■ Supplied information
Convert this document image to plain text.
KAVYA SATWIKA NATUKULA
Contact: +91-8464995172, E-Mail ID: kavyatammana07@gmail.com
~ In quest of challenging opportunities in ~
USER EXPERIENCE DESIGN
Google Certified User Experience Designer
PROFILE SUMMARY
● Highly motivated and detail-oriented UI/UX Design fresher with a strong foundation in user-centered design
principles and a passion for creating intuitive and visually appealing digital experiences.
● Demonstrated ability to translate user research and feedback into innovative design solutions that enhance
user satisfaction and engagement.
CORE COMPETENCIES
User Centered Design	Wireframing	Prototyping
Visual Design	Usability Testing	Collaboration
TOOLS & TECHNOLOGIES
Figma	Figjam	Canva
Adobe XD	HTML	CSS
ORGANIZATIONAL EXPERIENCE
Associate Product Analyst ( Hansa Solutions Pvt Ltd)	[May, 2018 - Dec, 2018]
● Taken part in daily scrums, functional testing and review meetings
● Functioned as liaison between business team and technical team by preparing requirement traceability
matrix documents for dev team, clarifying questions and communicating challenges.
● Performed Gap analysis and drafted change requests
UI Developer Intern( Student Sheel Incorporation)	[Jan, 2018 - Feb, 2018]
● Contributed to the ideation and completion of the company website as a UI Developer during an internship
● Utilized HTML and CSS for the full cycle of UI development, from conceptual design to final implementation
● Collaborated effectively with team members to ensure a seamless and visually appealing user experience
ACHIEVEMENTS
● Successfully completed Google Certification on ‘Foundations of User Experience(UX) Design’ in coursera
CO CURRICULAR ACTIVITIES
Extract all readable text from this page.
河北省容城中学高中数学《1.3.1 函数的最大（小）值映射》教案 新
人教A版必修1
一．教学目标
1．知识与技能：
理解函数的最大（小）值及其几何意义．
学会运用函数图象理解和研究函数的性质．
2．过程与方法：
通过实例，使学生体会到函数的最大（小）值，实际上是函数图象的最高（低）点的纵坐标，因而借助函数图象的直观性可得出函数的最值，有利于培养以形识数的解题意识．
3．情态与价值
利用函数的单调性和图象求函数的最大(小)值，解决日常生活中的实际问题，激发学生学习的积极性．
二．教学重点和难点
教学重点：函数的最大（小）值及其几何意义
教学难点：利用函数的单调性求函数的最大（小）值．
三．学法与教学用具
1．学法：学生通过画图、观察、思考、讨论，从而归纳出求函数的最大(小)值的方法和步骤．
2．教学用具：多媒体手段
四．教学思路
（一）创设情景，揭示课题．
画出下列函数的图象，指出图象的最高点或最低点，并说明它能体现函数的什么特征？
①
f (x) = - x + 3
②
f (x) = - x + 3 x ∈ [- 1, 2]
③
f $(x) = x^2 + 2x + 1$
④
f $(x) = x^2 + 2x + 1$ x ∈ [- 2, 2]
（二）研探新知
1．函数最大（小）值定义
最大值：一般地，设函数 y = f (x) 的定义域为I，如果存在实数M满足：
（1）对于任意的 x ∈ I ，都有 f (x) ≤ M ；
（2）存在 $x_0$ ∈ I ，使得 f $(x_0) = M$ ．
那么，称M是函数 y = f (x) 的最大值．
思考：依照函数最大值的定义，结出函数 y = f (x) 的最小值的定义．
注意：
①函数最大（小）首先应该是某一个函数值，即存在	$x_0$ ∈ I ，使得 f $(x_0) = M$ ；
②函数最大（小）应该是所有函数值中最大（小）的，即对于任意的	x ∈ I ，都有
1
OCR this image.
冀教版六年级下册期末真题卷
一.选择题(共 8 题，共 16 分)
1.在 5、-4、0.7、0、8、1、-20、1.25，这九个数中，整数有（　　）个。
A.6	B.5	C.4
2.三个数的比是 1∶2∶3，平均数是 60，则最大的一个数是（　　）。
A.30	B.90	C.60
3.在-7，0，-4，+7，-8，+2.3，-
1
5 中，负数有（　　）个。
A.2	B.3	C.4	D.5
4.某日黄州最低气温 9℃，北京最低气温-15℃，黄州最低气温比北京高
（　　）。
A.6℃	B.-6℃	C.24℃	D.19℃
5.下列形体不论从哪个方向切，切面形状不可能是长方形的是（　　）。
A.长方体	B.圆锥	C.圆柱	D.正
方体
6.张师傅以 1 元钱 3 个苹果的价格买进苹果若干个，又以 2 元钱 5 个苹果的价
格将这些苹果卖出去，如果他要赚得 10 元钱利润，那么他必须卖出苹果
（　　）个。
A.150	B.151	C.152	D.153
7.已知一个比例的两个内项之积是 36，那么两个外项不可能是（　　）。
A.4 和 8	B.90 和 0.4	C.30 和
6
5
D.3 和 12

■ Direction
Using the data above, output each line exactly.

■ Response to this task
Convert this document image to plain text.
KAVYA SATWIKA NATUKULA
Contact: +91-8464995172, E-Mail ID: kavyatammana07@gmail.com
~ In quest of challenging opportunities in ~
USER EXPERIENCE DESIGN
Google Certified User Experience Designer
PROFILE SUMMARY
● Highly motivated and detail-oriented UI/UX Design fresher with a strong foundation in user-centered design
principles and a passion for creating intuitive and visually appealing digital experiences.
● Demonstrated ability to translate user research and feedback into innovative design solutions that enhance
user satisfaction and engagement.
CORE COMPETENCIES
User Centered Design	Wireframing	Prototyping
Visual Design	Usability Testing	Collaboration
TOOLS & TECHNOLOGIES
Figma	Figjam	Canva
Adobe XD	HTML	CSS
ORGANIZATIONAL EXPERIENCE
Associate Product Analyst ( Hansa Solutions Pvt Ltd)	[May, 2018 - Dec, 2018]
● Taken part in daily scrums, functional testing and review meetings
● Functioned as liaison between business team and technical team by preparing requirement traceability
matrix documents for dev team, clarifying questions and communicating challenges.
● Performed Gap analysis and drafted change requests
UI Developer Intern( Student Sheel Incorporation)	[Jan, 2018 - Feb, 2018]
● Contributed to the ideation and completion of the company website as a UI Developer during an internship
● Utilized HTML and CSS for the full cycle of UI development, from conceptual design to final implementation
● Collaborated effectively with team members to ensure a seamless and visually appealing user experience
ACHIEVEMENTS
● Successfully completed Google Certification on ‘Foundations of User Experience(UX) Design’ in coursera
CO CURRICULAR ACTIVITIES
Extract all readable text from this page.
河北省容城中学高中数学《1.3.1 函数的最大（小）值映射》教案 新
人教A版必修1
一．教学目标
1．知识与技能：
理解函数的最大（小）值及其几何意义．
学会运用函数图象理解和研究函数的性质．
2．过程与方法：
通过实例，使学生体会到函数的最大（小）值，实际上是函数图象的最高（低）点的纵坐标，因而借助函数图象的直观性可得出函数的最值，有利于培养以形识数的解题意识．
3．情态与价值
利用函数的单调性和图象求函数的最大(小)值，解决日常生活中的实际问题，激发学生学习的积极性．
二．教学重点和难点
教学重点：函数的最大（小）值及其几何意义
教学难点：利用函数的单调性求函数的最大（小）值．
三．学法与教学用具
1．学法：学生通过画图、观察、思考、讨论，从而归纳出求函数的最大(小)值的方法和步骤．
2．教学用具：多媒体手段
四．教学思路
（一）创设情景，揭示课题．
画出下列函数的图象，指出图象的最高点或最低点，并说明它能体现函数的什么特征？
①
f (x) = - x + 3
②
f (x) = - x + 3 x ∈ [- 1, 2]
③
f $(x) = x^2 + 2x + 1$
④
f $(x) = x^2 + 2x + 1$ x ∈ [- 2, 2]
（二）研探新知
1．函数最大（小）值定义
最大值：一般地，设函数 y = f (x) 的定义域为I，如果存在实数M满足：
（1）对于任意的 x ∈ I ，都有 f (x) ≤ M ；
（2）存在 $x_0$ ∈ I ，使得 f $(x_0) = M$ ．
那么，称M是函数 y = f (x) 的最大值．
思考：依照函数最大值的定义，结出函数 y = f (x) 的最小值的定义．
注意：
①函数最大（小）首先应该是某一个函数值，即存在	$x_0$ ∈ I ，使得 f $(x_0) = M$ ；
②函数最大（小）应该是所有函数值中最大（小）的，即对于任意的	x ∈ I ，都有
1
OCR this image.
冀教版六年级下册期末真题卷
一.选择题(共 8 题，共 16 分)
1.在 5、-4、0.7、0、8、1、-20、1.25，这九个数中，整数有（　　）个。
A.6	B.5	C.4
2.三个数的比是 1∶2∶3，平均数是 60，则最大的一个数是（　　）。
A.30	B.90	C.60
3.在-7，0，-4，+7，-8，+2.3，-
1
5 中，负数有（　　）个。
A.2	B.3	C.4	D.5
4.某日黄州最低气温 9℃，北京最低气温-15℃，黄州最低气温比北京高
（　　）。
A.6℃	B.-6℃	C.24℃	D.19℃
5.下列形体不论从哪个方向切，切面形状不可能是长方形的是（　　）。
A.长方体	B.圆锥	C.圆柱	D.正
方体
6.张师傅以 1 元钱 3 个苹果的价格买进苹果若干个，又以 2 元钱 5 个苹果的价
格将这些苹果卖出去，如果他要赚得 10 元钱利润，那么他必须卖出苹果
（　　）个。
A.150	B.151	C.152	D.153
7.已知一个比例的两个内项之积是 36，那么两个外项不可能是（　　）。
A.4 和 8	B.90 和 0.4	C.30 和
6
5
D.3 和 12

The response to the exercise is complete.